EXERCISE OBJECTIVE: Copy the data precisely, keeping every character.

==== RAW DATA ====

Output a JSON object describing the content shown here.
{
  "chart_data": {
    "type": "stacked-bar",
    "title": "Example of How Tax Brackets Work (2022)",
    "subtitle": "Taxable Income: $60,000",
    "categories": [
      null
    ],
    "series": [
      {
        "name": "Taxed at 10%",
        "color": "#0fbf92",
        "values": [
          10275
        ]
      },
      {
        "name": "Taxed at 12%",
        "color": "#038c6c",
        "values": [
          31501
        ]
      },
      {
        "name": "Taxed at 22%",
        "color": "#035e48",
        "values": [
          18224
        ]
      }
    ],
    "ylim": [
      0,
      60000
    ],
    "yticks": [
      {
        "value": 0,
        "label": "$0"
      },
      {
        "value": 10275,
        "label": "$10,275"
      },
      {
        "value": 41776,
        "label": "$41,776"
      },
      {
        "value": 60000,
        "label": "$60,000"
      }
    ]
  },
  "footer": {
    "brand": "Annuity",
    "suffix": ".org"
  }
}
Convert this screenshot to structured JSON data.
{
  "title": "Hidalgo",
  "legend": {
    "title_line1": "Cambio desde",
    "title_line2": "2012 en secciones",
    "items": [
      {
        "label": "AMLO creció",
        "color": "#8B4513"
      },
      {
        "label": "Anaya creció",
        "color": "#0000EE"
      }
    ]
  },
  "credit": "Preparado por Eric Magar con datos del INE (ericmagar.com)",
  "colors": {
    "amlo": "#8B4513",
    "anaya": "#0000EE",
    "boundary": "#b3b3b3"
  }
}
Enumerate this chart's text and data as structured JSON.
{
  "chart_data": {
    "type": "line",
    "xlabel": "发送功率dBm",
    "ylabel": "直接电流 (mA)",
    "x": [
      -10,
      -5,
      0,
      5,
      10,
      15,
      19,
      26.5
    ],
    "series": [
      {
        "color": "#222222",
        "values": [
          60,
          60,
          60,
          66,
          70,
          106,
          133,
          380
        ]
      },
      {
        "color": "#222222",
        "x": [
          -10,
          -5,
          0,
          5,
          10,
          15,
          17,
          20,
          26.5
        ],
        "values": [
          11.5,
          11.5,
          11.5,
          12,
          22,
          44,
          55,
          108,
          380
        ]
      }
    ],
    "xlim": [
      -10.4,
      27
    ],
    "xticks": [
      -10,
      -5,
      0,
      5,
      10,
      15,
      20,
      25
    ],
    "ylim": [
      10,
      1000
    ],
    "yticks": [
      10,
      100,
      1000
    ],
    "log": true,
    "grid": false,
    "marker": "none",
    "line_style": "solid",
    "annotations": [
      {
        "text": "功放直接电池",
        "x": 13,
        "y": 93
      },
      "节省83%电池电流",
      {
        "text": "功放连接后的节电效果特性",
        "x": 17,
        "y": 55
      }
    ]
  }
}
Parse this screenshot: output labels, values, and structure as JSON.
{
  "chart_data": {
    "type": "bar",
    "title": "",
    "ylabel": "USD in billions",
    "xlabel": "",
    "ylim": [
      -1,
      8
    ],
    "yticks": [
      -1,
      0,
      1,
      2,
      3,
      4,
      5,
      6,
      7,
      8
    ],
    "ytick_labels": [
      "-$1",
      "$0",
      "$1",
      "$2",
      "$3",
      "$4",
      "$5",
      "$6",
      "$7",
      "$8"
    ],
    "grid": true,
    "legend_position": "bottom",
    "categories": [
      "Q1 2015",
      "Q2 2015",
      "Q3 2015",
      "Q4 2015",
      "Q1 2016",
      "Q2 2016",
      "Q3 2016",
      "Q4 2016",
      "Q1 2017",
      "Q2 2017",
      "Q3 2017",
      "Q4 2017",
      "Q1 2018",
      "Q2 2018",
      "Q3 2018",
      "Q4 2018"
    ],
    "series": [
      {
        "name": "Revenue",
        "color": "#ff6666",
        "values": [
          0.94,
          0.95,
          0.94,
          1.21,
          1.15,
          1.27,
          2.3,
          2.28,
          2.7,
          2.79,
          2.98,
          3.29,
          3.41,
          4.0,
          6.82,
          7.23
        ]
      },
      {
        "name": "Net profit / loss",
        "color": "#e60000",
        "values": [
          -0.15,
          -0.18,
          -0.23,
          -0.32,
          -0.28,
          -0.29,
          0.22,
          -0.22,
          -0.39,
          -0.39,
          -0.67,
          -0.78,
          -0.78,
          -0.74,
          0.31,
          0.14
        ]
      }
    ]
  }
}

====

COMPLETED EXERCISE:
Output a JSON object describing the content shown here.
{
  "chart_data": {
    "type": "stacked-bar",
    "title": "Example of How Tax Brackets Work (2022)",
    "subtitle": "Taxable Income: $60,000",
    "categories": [
      null
    ],
    "series": [
      {
        "name": "Taxed at 10%",
        "color": "#0fbf92",
        "values": [
          10275
        ]
      },
      {
        "name": "Taxed at 12%",
        "color": "#038c6c",
        "values": [
          31501
        ]
      },
      {
        "name": "Taxed at 22%",
        "color": "#035e48",
        "values": [
          18224
        ]
      }
    ],
    "ylim": [
      0,
      60000
    ],
    "yticks": [
      {
        "value": 0,
        "label": "$0"
      },
      {
        "value": 10275,
        "label": "$10,275"
      },
      {
        "value": 41776,
        "label": "$41,776"
      },
      {
        "value": 60000,
        "label": "$60,000"
      }
    ]
  },
  "footer": {
    "brand": "Annuity",
    "suffix": ".org"
  }
}
Convert this screenshot to structured JSON data.
{
  "title": "Hidalgo",
  "legend": {
    "title_line1": "Cambio desde",
    "title_line2": "2012 en secciones",
    "items": [
      {
        "label": "AMLO creció",
        "color": "#8B4513"
      },
      {
        "label": "Anaya creció",
        "color": "#0000EE"
      }
    ]
  },
  "credit": "Preparado por Eric Magar con datos del INE (ericmagar.com)",
  "colors": {
    "amlo": "#8B4513",
    "anaya": "#0000EE",
    "boundary": "#b3b3b3"
  }
}
Enumerate this chart's text and data as structured JSON.
{
  "chart_data": {
    "type": "line",
    "xlabel": "发送功率dBm",
    "ylabel": "直接电流 (mA)",
    "x": [
      -10,
      -5,
      0,
      5,
      10,
      15,
      19,
      26.5
    ],
    "series": [
      {
        "color": "#222222",
        "values": [
          60,
          60,
          60,
          66,
          70,
          106,
          133,
          380
        ]
      },
      {
        "color": "#222222",
        "x": [
          -10,
          -5,
          0,
          5,
          10,
          15,
          17,
          20,
          26.5
        ],
        "values": [
          11.5,
          11.5,
          11.5,
          12,
          22,
          44,
          55,
          108,
          380
        ]
      }
    ],
    "xlim": [
      -10.4,
      27
    ],
    "xticks": [
      -10,
      -5,
      0,
      5,
      10,
      15,
      20,
      25
    ],
    "ylim": [
      10,
      1000
    ],
    "yticks": [
      10,
      100,
      1000
    ],
    "log": true,
    "grid": false,
    "marker": "none",
    "line_style": "solid",
    "annotations": [
      {
        "text": "功放直接电池",
        "x": 13,
        "y": 93
      },
      "节省83%电池电流",
      {
        "text": "功放连接后的节电效果特性",
        "x": 17,
        "y": 55
      }
    ]
  }
}
Parse this screenshot: output labels, values, and structure as JSON.
{
  "chart_data": {
    "type": "bar",
    "title": "",
    "ylabel": "USD in billions",
    "xlabel": "",
    "ylim": [
      -1,
      8
    ],
    "yticks": [
      -1,
      0,
      1,
      2,
      3,
      4,
      5,
      6,
      7,
      8
    ],
    "ytick_labels": [
      "-$1",
      "$0",
      "$1",
      "$2",
      "$3",
      "$4",
      "$5",
      "$6",
      "$7",
      "$8"
    ],
    "grid": true,
    "legend_position": "bottom",
    "categories": [
      "Q1 2015",
      "Q2 2015",
      "Q3 2015",
      "Q4 2015",
      "Q1 2016",
      "Q2 2016",
      "Q3 2016",
      "Q4 2016",
      "Q1 2017",
      "Q2 2017",
      "Q3 2017",
      "Q4 2017",
      "Q1 2018",
      "Q2 2018",
      "Q3 2018",
      "Q4 2018"
    ],
    "series": [
      {
        "name": "Revenue",
        "color": "#ff6666",
        "values": [
          0.94,
          0.95,
          0.94,
          1.21,
          1.15,
          1.27,
          2.3,
          2.28,
          2.7,
          2.79,
          2.98,
          3.29,
          3.41,
          4.0,
          6.82,
          7.23
        ]
      },
      {
        "name": "Net profit / loss",
        "color": "#e60000",
        "values": [
          -0.15,
          -0.18,
          -0.23,
          -0.32,
          -0.28,
          -0.29,
          0.22,
          -0.22,
          -0.39,
          -0.39,
          -0.67,
          -0.78,
          -0.78,
          -0.74,
          0.31,
          0.14
        ]
      }
    ]
  }
}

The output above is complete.